■ **PROBLEM STATEMENT**: Give the number of lines that contain the string "source", and nothing else.

(Figure content listings)
▶

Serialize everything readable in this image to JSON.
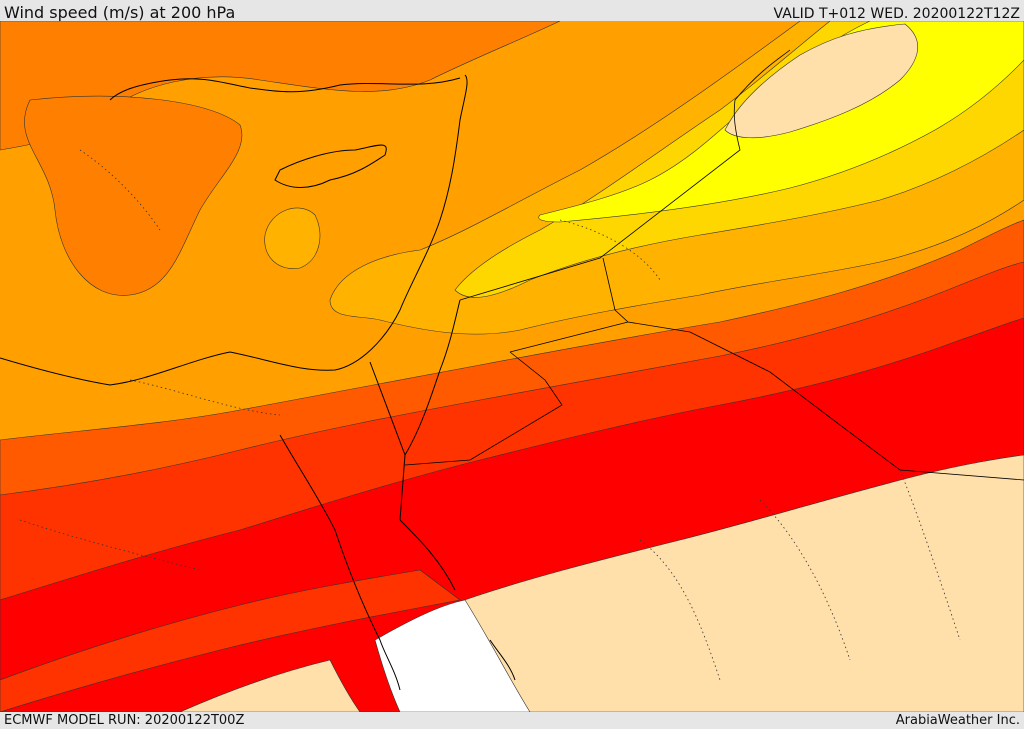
{
  "header": {
    "title": "Wind speed (m/s) at 200 hPa",
    "valid": "VALID T+012 WED. 20200122T12Z"
  },
  "footer": {
    "model_run": "ECMWF MODEL RUN: 20200122T00Z",
    "credit": "ArabiaWeather Inc."
  },
  "colors": {
    "band_low": "#ffdfaa",
    "band_yellow": "#ffff00",
    "band_yellow_orange": "#ffd700",
    "band_light_orange": "#ffb200",
    "band_orange": "#ffa000",
    "band_dark_orange": "#ff8000",
    "band_red_orange": "#ff5a00",
    "band_orange_red": "#ff3300",
    "band_red": "#ff0000",
    "band_none": "#ffffff",
    "coastline": "#000000"
  }
}
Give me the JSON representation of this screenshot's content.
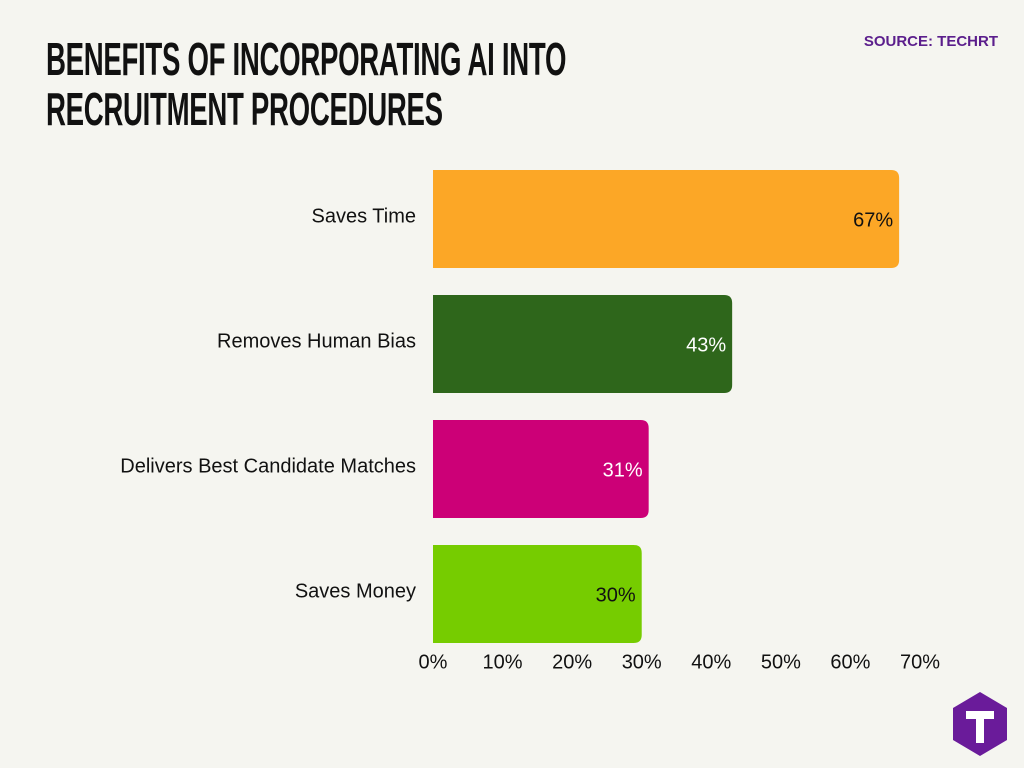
{
  "chart_data": {
    "type": "barh",
    "title": "BENEFITS OF INCORPORATING AI INTO RECRUITMENT PROCEDURES",
    "source": "SOURCE: TECHRT",
    "categories": [
      "Saves Time",
      "Removes Human Bias",
      "Delivers Best Candidate Matches",
      "Saves Money"
    ],
    "values": [
      67,
      43,
      31,
      30
    ],
    "value_labels": [
      "67%",
      "43%",
      "31%",
      "30%"
    ],
    "colors": [
      "#fca726",
      "#2e661b",
      "#cc0077",
      "#76cc00"
    ],
    "xlim": [
      0,
      70
    ],
    "xticks": [
      {
        "value": 0,
        "label": "0%"
      },
      {
        "value": 10,
        "label": "10%"
      },
      {
        "value": 20,
        "label": "20%"
      },
      {
        "value": 30,
        "label": "30%"
      },
      {
        "value": 40,
        "label": "40%"
      },
      {
        "value": 50,
        "label": "50%"
      },
      {
        "value": 60,
        "label": "60%"
      },
      {
        "value": 70,
        "label": "70%"
      }
    ],
    "grid": false
  }
}
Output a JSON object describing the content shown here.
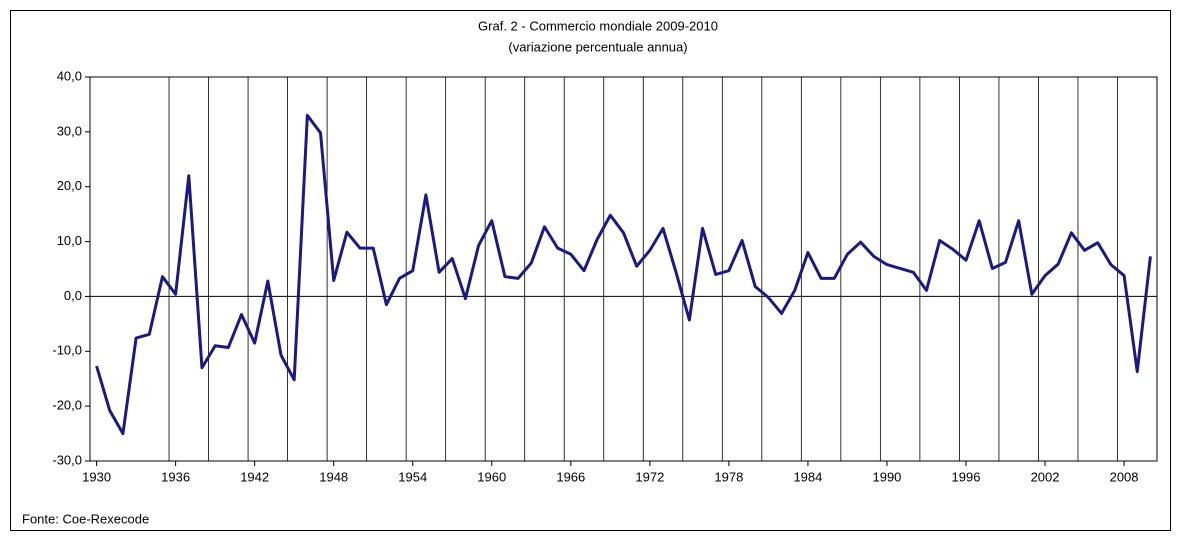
{
  "chart_data": {
    "type": "line",
    "title": "Graf. 2 - Commercio mondiale 2009-2010",
    "subtitle": "(variazione percentuale annua)",
    "source": "Fonte: Coe-Rexecode",
    "categories": [
      "1930",
      null,
      null,
      null,
      null,
      null,
      "1936",
      null,
      null,
      null,
      null,
      null,
      "1942",
      null,
      null,
      null,
      null,
      null,
      "1948",
      null,
      null,
      null,
      null,
      null,
      "1954",
      null,
      null,
      null,
      null,
      null,
      "1960",
      null,
      null,
      null,
      null,
      null,
      "1966",
      null,
      null,
      null,
      null,
      null,
      "1972",
      null,
      null,
      null,
      null,
      null,
      "1978",
      null,
      null,
      null,
      null,
      null,
      "1984",
      null,
      null,
      null,
      null,
      null,
      "1990",
      null,
      null,
      null,
      null,
      null,
      "1996",
      null,
      null,
      null,
      null,
      null,
      "2002",
      null,
      null,
      null,
      null,
      null,
      "2008",
      null,
      null
    ],
    "series": [
      {
        "color": "#1a1a80",
        "values": [
          -12.7,
          -20.8,
          -25,
          -7.6,
          -6.9,
          3.6,
          0.4,
          22,
          -13,
          -9,
          -9.3,
          -3.3,
          -8.5,
          2.8,
          -10.7,
          -15.2,
          33,
          29.8,
          2.9,
          11.7,
          8.8,
          8.8,
          -1.5,
          3.3,
          4.7,
          18.5,
          4.4,
          6.9,
          -0.4,
          9.3,
          13.8,
          3.6,
          3.3,
          6.1,
          12.7,
          8.8,
          7.7,
          4.7,
          10.4,
          14.8,
          11.6,
          5.5,
          8.4,
          12.4,
          4.3,
          -4.3,
          12.4,
          4.0,
          4.7,
          10.2,
          1.8,
          -0.2,
          -3.1,
          1.1,
          8.0,
          3.3,
          3.3,
          7.7,
          9.9,
          7.3,
          5.8,
          5.1,
          4.4,
          1.1,
          10.2,
          8.6,
          6.6,
          13.8,
          5.1,
          6.2,
          13.8,
          0.4,
          3.8,
          5.9,
          11.6,
          8.4,
          9.8,
          5.8,
          3.8,
          -13.7,
          7.3
        ]
      }
    ],
    "ylim": [
      -30,
      40
    ],
    "yticks": [
      {
        "value": -30,
        "label": "-30,0"
      },
      {
        "value": -20,
        "label": "-20,0"
      },
      {
        "value": -10,
        "label": "-10,0"
      },
      {
        "value": 0,
        "label": "0,0"
      },
      {
        "value": 10,
        "label": "10,0"
      },
      {
        "value": 20,
        "label": "20,0"
      },
      {
        "value": 30,
        "label": "30,0"
      },
      {
        "value": 40,
        "label": "40,0"
      }
    ],
    "grid": true
  }
}
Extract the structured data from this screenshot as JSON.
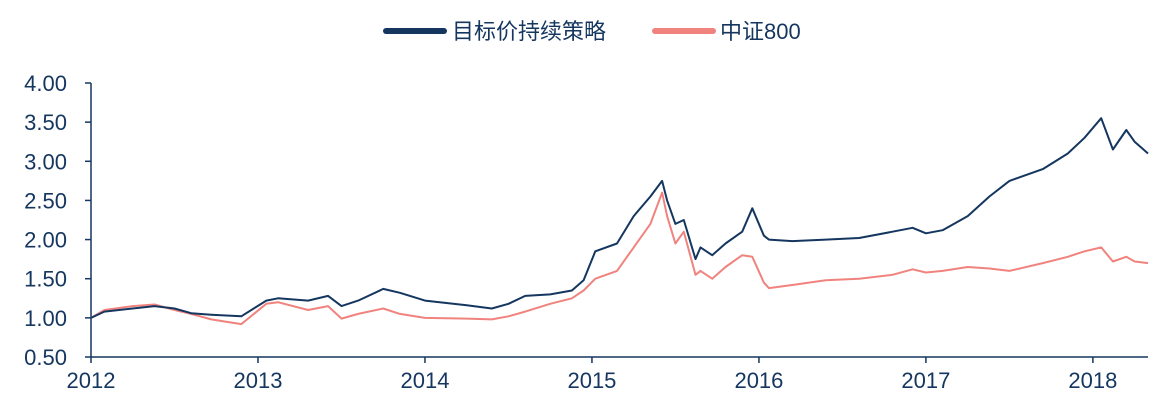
{
  "chart_data": {
    "type": "line",
    "title": "",
    "xlabel": "",
    "ylabel": "",
    "ylim": [
      0.5,
      4.0
    ],
    "xlim": [
      2012.0,
      2018.33
    ],
    "yticks": [
      "0.50",
      "1.00",
      "1.50",
      "2.00",
      "2.50",
      "3.00",
      "3.50",
      "4.00"
    ],
    "xticks": [
      "2012",
      "2013",
      "2014",
      "2015",
      "2016",
      "2017",
      "2018"
    ],
    "grid": false,
    "legend_position": "top-center",
    "series": [
      {
        "name": "目标价持续策略",
        "color": "#14365f",
        "x": [
          2012.0,
          2012.08,
          2012.25,
          2012.38,
          2012.5,
          2012.6,
          2012.72,
          2012.9,
          2013.05,
          2013.12,
          2013.3,
          2013.42,
          2013.5,
          2013.6,
          2013.75,
          2013.85,
          2014.0,
          2014.25,
          2014.4,
          2014.5,
          2014.6,
          2014.75,
          2014.88,
          2014.95,
          2015.02,
          2015.15,
          2015.25,
          2015.35,
          2015.42,
          2015.45,
          2015.5,
          2015.55,
          2015.62,
          2015.65,
          2015.72,
          2015.8,
          2015.9,
          2015.96,
          2016.03,
          2016.06,
          2016.2,
          2016.4,
          2016.6,
          2016.8,
          2016.92,
          2017.0,
          2017.1,
          2017.25,
          2017.38,
          2017.5,
          2017.7,
          2017.85,
          2017.95,
          2018.05,
          2018.12,
          2018.2,
          2018.25,
          2018.33
        ],
        "values": [
          1.0,
          1.08,
          1.12,
          1.15,
          1.12,
          1.06,
          1.04,
          1.02,
          1.22,
          1.25,
          1.22,
          1.28,
          1.15,
          1.22,
          1.37,
          1.32,
          1.22,
          1.16,
          1.12,
          1.18,
          1.28,
          1.3,
          1.35,
          1.48,
          1.85,
          1.95,
          2.3,
          2.55,
          2.75,
          2.5,
          2.2,
          2.25,
          1.75,
          1.9,
          1.8,
          1.95,
          2.1,
          2.4,
          2.05,
          2.0,
          1.98,
          2.0,
          2.02,
          2.1,
          2.15,
          2.08,
          2.12,
          2.3,
          2.55,
          2.75,
          2.9,
          3.1,
          3.3,
          3.55,
          3.15,
          3.4,
          3.25,
          3.1
        ]
      },
      {
        "name": "中证800",
        "color": "#f0837e",
        "x": [
          2012.0,
          2012.08,
          2012.25,
          2012.38,
          2012.5,
          2012.6,
          2012.72,
          2012.9,
          2013.05,
          2013.12,
          2013.3,
          2013.42,
          2013.5,
          2013.6,
          2013.75,
          2013.85,
          2014.0,
          2014.25,
          2014.4,
          2014.5,
          2014.6,
          2014.75,
          2014.88,
          2014.95,
          2015.02,
          2015.15,
          2015.25,
          2015.35,
          2015.42,
          2015.45,
          2015.5,
          2015.55,
          2015.62,
          2015.65,
          2015.72,
          2015.8,
          2015.9,
          2015.96,
          2016.03,
          2016.06,
          2016.2,
          2016.4,
          2016.6,
          2016.8,
          2016.92,
          2017.0,
          2017.1,
          2017.25,
          2017.38,
          2017.5,
          2017.7,
          2017.85,
          2017.95,
          2018.05,
          2018.12,
          2018.2,
          2018.25,
          2018.33
        ],
        "values": [
          1.0,
          1.1,
          1.15,
          1.17,
          1.1,
          1.05,
          0.98,
          0.92,
          1.18,
          1.2,
          1.1,
          1.15,
          0.99,
          1.05,
          1.12,
          1.05,
          1.0,
          0.99,
          0.98,
          1.02,
          1.08,
          1.18,
          1.25,
          1.35,
          1.5,
          1.6,
          1.9,
          2.2,
          2.6,
          2.3,
          1.95,
          2.1,
          1.55,
          1.6,
          1.5,
          1.65,
          1.8,
          1.78,
          1.45,
          1.38,
          1.42,
          1.48,
          1.5,
          1.55,
          1.62,
          1.58,
          1.6,
          1.65,
          1.63,
          1.6,
          1.7,
          1.78,
          1.85,
          1.9,
          1.72,
          1.78,
          1.72,
          1.7
        ]
      }
    ]
  }
}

◀

■ **ANSWER**: 2